## [Stored data]
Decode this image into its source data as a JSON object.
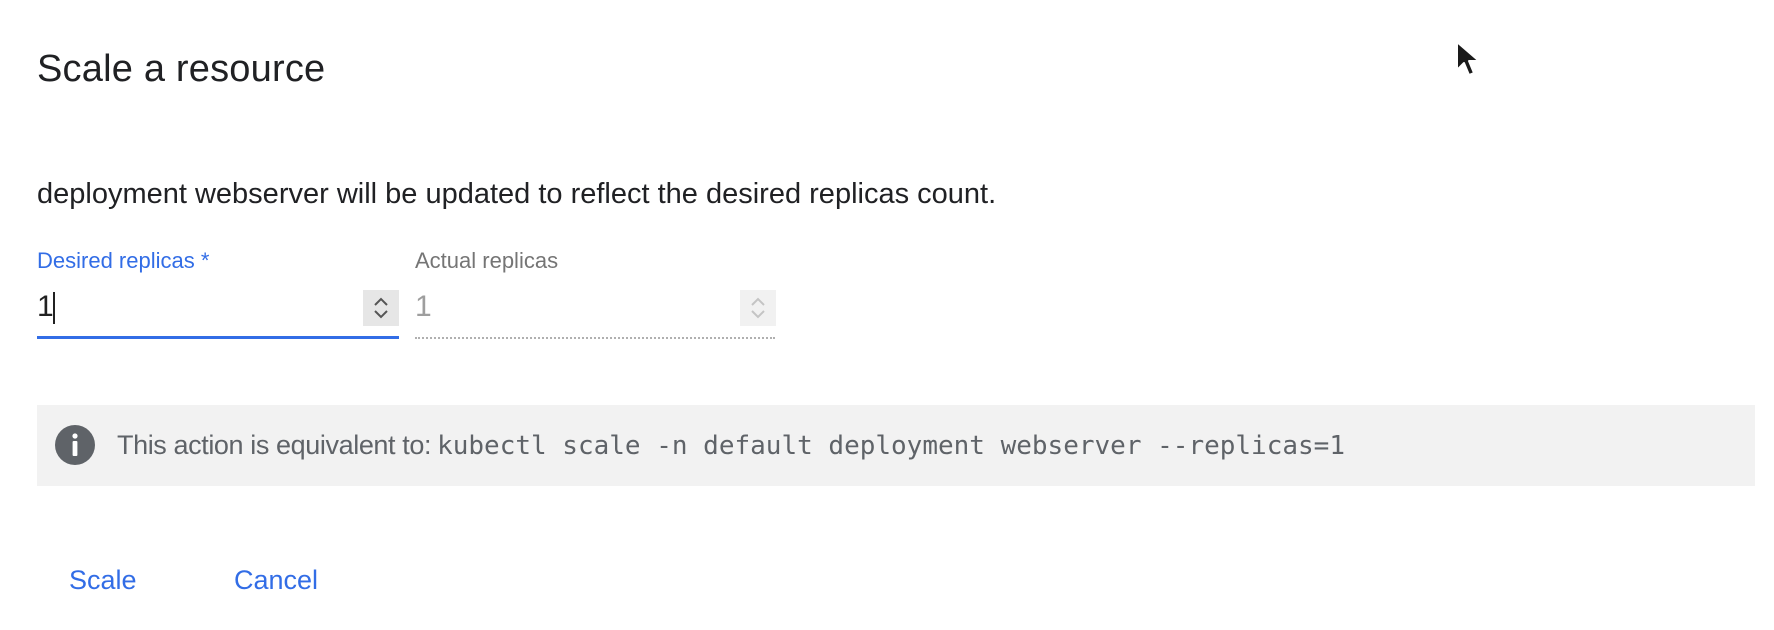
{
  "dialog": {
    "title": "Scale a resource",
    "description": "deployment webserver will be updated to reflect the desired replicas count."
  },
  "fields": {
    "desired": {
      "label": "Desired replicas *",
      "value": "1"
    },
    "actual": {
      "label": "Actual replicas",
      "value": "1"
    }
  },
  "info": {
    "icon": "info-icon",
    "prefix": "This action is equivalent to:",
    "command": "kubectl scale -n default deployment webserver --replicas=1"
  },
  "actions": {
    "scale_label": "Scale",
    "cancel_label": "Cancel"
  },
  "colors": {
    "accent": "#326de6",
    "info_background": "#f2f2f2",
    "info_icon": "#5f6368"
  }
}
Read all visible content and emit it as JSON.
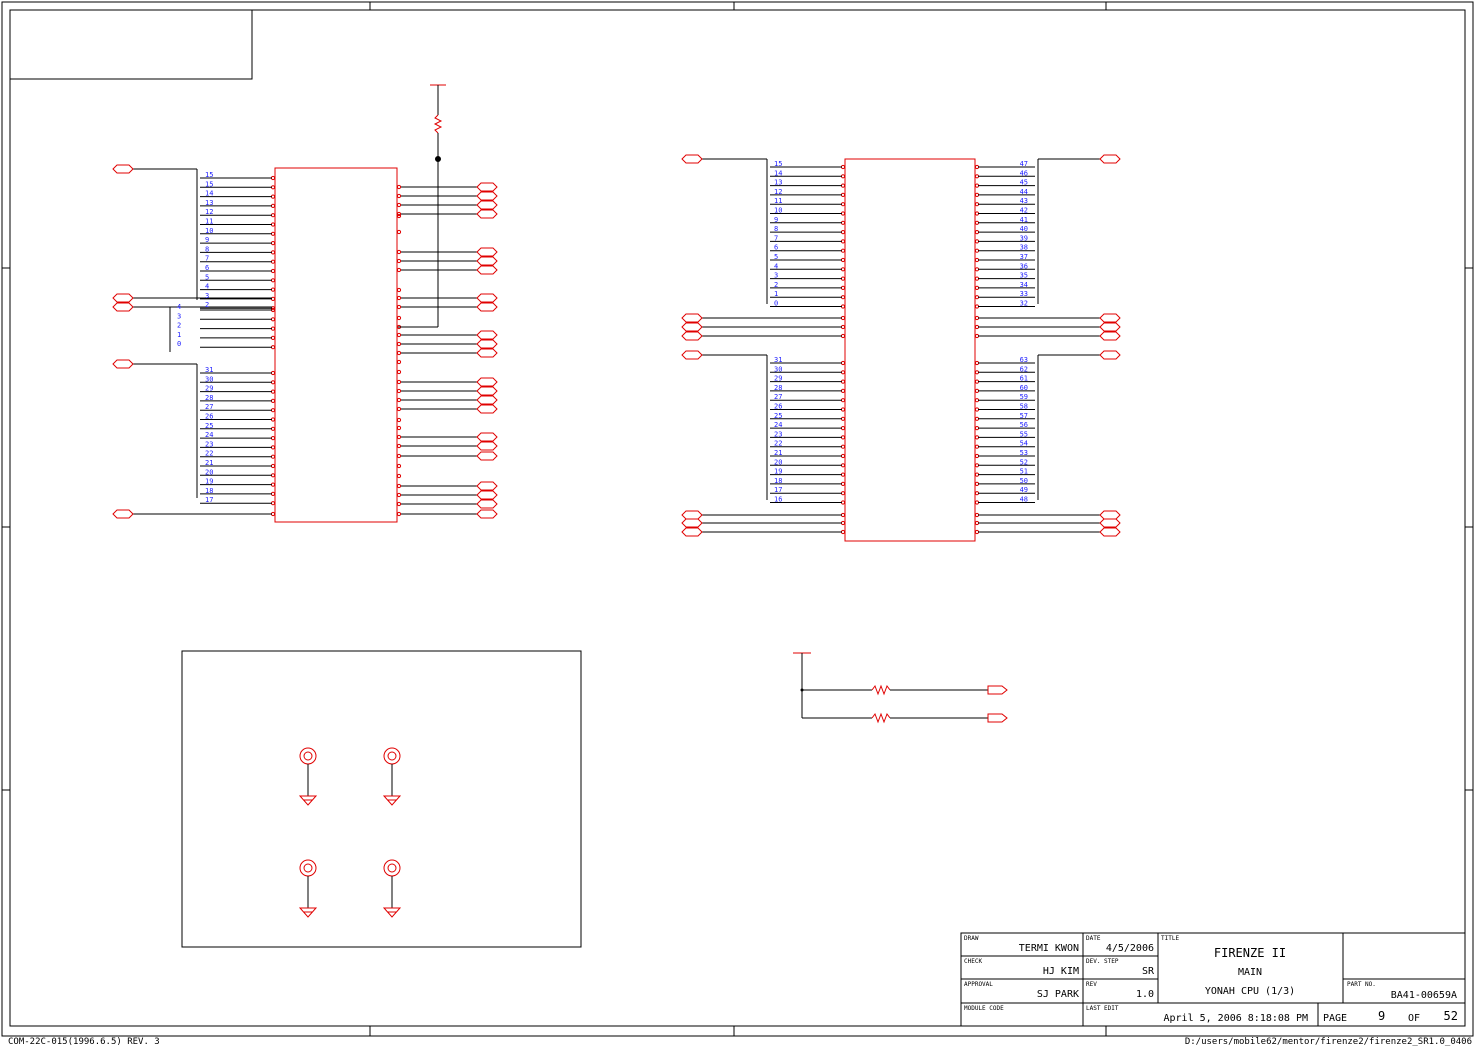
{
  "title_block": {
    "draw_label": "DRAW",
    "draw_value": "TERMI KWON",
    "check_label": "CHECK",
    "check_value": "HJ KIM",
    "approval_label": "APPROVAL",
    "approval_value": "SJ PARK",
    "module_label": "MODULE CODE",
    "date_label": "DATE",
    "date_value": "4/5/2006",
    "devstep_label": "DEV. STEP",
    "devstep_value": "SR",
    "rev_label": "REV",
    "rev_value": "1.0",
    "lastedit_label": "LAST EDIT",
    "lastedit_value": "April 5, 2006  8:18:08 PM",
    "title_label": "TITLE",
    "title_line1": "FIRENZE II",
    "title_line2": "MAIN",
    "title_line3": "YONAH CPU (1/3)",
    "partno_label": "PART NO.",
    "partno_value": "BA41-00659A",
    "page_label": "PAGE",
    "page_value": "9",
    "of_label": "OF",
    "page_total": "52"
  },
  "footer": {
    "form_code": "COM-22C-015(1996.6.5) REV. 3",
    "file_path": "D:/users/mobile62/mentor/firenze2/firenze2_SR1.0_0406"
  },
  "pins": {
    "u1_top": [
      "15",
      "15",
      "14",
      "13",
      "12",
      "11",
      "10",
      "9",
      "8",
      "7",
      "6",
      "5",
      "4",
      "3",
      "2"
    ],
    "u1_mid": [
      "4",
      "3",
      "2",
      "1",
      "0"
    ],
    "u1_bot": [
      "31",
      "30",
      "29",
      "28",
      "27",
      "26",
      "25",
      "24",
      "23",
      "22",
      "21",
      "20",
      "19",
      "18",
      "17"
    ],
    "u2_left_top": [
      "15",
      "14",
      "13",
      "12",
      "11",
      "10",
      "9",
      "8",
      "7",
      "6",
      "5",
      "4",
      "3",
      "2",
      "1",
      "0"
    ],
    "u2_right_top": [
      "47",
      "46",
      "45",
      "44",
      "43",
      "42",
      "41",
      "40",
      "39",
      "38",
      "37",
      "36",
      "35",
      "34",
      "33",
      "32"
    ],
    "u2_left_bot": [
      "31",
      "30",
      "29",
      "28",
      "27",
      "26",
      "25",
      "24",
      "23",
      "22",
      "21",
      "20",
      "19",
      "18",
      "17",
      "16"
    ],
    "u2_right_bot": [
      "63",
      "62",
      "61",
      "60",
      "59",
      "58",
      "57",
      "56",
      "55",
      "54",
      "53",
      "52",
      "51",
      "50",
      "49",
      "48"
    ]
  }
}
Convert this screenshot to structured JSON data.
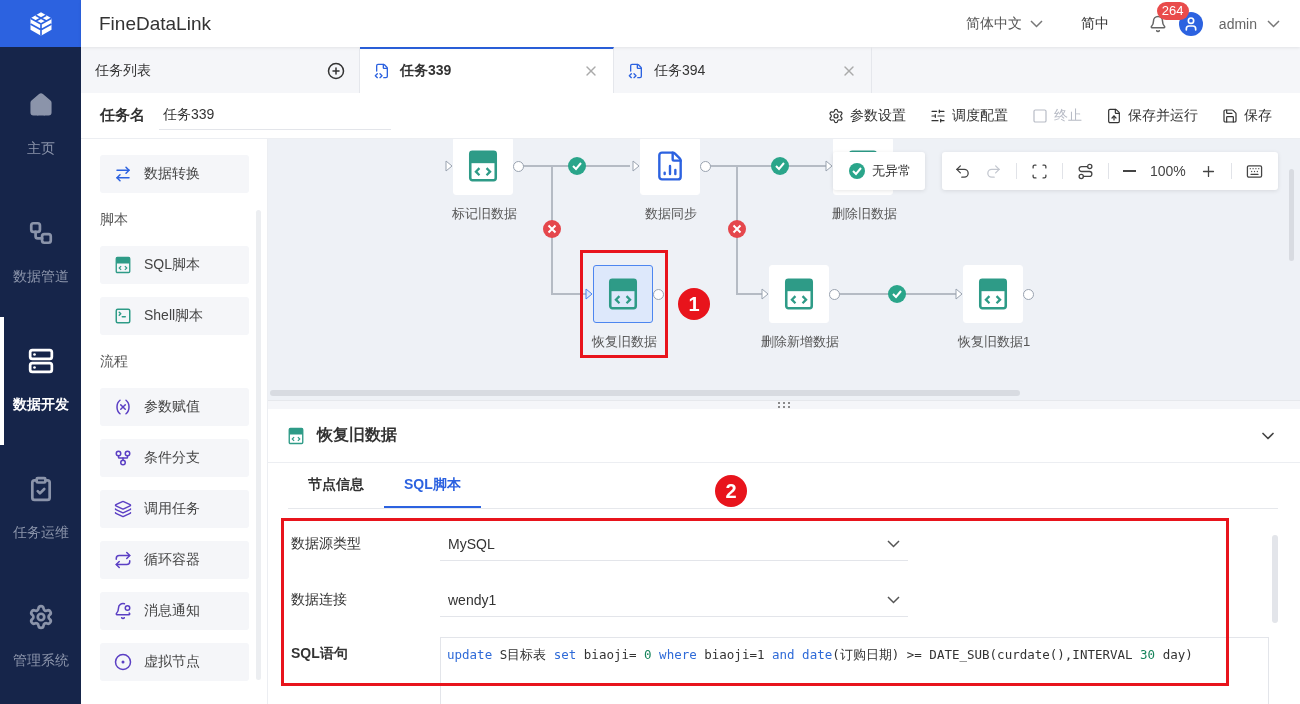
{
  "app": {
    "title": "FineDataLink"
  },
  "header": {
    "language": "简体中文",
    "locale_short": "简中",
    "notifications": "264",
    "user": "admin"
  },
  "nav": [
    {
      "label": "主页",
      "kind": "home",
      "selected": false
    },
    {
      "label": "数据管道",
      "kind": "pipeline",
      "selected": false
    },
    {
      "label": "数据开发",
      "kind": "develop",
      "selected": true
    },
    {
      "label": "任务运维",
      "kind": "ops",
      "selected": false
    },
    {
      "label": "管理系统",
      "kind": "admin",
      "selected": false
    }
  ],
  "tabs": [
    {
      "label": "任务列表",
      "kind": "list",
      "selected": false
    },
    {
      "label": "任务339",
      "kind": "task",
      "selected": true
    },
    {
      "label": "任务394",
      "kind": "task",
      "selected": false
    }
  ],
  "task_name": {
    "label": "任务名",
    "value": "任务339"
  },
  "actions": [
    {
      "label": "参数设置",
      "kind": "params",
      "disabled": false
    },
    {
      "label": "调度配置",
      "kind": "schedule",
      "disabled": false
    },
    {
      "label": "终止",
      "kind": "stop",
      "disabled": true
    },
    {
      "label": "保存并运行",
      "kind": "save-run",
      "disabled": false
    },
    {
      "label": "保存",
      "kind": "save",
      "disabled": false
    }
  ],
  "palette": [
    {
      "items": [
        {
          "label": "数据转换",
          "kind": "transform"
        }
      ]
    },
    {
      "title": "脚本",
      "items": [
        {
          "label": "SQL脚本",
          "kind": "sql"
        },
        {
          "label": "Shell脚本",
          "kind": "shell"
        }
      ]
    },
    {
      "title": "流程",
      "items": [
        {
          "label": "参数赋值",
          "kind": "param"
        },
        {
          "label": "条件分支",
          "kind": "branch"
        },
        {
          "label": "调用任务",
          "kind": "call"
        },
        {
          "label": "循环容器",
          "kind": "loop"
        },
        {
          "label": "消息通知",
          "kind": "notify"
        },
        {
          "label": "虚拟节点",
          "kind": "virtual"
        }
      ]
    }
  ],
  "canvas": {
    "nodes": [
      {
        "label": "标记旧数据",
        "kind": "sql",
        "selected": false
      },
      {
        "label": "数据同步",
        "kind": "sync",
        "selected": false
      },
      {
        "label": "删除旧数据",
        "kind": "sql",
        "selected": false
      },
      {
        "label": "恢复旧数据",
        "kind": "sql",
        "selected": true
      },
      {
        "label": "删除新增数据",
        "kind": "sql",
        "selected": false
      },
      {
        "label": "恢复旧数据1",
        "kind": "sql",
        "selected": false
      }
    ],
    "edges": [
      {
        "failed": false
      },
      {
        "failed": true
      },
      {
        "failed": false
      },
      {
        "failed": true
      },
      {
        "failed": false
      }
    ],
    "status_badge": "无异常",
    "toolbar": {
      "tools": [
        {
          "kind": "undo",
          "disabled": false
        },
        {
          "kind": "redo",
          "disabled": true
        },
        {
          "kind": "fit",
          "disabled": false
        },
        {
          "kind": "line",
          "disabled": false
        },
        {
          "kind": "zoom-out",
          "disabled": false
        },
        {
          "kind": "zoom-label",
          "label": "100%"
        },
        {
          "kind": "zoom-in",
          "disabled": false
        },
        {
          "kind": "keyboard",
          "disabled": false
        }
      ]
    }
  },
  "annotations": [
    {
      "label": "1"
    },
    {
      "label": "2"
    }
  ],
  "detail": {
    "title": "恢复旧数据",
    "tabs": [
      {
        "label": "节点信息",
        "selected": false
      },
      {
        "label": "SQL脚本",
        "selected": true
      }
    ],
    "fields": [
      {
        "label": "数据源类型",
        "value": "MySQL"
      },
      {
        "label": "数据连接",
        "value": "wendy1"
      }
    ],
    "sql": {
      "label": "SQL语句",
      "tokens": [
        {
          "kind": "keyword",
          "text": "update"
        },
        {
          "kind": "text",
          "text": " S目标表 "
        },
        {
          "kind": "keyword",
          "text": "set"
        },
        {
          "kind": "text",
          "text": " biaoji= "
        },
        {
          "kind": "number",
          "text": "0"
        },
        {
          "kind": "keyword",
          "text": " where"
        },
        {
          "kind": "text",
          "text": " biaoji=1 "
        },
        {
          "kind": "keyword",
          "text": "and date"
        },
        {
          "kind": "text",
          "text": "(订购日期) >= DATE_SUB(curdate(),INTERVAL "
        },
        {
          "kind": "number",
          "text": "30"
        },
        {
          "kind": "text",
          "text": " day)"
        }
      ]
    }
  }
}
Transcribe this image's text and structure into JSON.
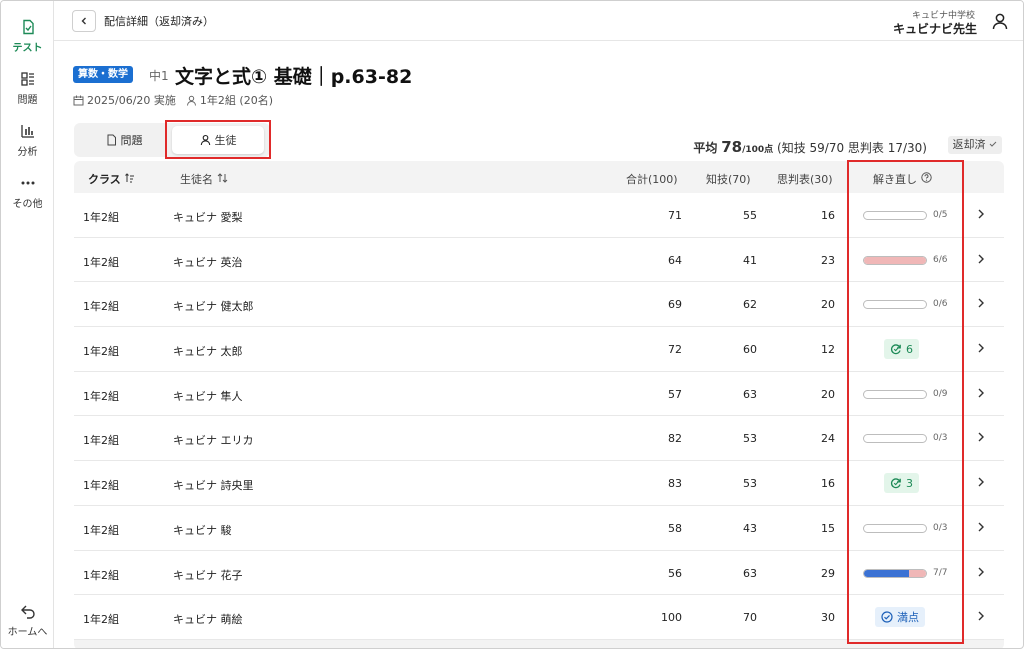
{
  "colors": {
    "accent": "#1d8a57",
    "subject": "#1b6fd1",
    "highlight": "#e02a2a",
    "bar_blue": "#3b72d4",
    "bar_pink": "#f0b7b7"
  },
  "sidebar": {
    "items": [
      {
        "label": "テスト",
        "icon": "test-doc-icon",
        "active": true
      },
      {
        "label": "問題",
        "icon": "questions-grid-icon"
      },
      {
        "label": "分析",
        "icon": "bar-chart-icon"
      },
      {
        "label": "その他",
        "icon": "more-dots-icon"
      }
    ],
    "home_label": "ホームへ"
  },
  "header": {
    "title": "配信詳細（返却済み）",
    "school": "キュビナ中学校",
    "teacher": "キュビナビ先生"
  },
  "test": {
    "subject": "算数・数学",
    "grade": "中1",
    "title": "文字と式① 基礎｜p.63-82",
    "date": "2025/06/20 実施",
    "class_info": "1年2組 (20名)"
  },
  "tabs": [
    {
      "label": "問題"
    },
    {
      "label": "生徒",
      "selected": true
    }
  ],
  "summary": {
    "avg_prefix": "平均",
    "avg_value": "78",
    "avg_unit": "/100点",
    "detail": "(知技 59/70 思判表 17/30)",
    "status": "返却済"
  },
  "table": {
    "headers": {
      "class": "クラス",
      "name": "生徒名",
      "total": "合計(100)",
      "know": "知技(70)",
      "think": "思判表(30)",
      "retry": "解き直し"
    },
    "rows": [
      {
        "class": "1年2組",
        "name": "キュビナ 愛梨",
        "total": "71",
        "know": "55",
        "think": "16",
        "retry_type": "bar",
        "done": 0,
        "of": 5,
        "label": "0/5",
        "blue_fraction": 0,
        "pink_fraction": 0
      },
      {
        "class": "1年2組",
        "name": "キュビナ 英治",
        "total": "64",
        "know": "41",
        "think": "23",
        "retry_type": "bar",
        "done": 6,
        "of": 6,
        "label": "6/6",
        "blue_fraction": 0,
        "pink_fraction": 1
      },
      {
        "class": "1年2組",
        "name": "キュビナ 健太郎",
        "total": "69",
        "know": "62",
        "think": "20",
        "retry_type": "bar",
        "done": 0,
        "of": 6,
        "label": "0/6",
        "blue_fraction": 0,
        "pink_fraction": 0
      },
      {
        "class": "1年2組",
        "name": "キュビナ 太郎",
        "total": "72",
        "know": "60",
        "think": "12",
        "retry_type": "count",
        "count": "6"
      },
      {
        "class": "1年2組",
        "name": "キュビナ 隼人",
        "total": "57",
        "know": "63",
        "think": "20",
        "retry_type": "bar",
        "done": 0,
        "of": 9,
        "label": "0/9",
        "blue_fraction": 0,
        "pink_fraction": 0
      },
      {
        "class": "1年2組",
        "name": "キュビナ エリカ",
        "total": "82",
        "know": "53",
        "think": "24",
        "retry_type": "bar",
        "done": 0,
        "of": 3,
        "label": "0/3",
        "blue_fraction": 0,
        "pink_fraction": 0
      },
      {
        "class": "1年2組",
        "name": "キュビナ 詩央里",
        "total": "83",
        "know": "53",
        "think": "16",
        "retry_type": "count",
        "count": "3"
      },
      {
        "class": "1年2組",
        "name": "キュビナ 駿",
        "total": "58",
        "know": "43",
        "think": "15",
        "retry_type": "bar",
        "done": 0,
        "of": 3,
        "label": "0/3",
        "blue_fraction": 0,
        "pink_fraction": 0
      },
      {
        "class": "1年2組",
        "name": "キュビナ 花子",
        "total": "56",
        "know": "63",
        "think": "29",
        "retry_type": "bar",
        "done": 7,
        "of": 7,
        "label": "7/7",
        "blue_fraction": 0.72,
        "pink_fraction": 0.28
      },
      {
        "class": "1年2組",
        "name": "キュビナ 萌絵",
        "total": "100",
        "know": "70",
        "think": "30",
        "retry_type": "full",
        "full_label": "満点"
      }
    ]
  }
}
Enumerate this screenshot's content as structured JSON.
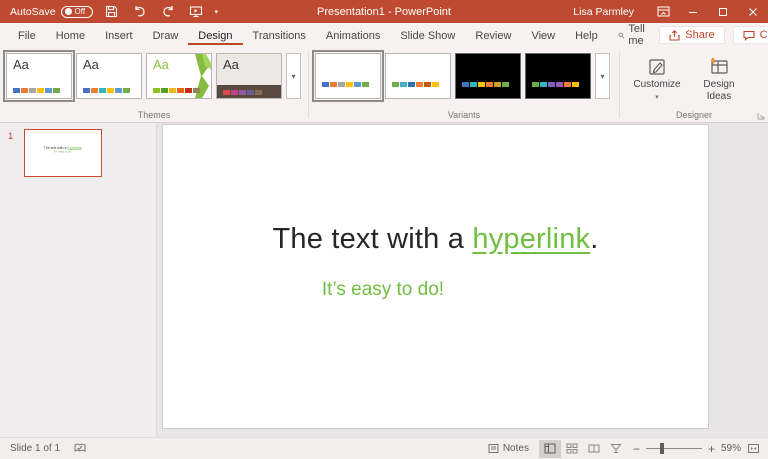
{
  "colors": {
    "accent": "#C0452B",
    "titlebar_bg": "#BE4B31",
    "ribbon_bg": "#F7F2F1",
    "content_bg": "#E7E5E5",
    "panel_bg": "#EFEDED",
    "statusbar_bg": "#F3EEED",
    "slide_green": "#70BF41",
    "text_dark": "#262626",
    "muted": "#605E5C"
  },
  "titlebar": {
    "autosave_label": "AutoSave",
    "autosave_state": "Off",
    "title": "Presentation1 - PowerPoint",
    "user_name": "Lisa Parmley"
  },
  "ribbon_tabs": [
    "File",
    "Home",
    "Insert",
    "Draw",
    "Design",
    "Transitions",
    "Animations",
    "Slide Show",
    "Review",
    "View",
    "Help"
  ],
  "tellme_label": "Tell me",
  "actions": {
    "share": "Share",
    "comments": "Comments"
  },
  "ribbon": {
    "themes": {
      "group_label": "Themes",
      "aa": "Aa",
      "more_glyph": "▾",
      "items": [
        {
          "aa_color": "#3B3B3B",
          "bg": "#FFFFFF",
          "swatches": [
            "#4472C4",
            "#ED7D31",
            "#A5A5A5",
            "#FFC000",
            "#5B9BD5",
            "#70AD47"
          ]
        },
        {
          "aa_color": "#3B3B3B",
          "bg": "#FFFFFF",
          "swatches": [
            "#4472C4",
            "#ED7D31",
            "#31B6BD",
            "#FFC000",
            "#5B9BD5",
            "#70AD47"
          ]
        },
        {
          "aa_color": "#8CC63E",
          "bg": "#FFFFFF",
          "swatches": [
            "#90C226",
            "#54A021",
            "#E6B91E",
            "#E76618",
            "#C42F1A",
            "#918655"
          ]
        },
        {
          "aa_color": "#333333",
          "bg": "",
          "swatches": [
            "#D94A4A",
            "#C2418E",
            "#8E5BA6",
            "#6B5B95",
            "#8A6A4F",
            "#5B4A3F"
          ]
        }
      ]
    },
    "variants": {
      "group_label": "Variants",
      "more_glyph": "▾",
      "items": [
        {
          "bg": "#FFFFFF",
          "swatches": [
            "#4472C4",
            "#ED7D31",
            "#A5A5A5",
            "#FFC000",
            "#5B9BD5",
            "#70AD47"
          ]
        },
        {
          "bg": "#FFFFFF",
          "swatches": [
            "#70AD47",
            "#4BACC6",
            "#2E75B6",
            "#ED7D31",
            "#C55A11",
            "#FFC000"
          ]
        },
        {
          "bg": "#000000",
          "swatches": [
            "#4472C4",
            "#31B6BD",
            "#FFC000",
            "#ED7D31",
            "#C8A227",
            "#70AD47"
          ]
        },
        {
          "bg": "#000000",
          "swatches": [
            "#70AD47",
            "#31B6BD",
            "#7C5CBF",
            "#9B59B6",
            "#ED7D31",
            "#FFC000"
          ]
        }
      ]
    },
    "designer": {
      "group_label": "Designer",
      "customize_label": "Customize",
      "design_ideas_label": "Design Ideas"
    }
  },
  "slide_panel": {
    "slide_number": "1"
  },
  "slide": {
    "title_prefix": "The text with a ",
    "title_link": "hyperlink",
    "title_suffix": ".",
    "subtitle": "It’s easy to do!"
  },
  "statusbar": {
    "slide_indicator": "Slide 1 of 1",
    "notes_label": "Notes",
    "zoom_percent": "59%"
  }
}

## [Exercise prompt]
Spot every line that holds "screenshot" and copy it.

## [Solution to this exercise]
Convert this screenshot to structured JSON data.
Enumerate this screenshot's content as structured JSON.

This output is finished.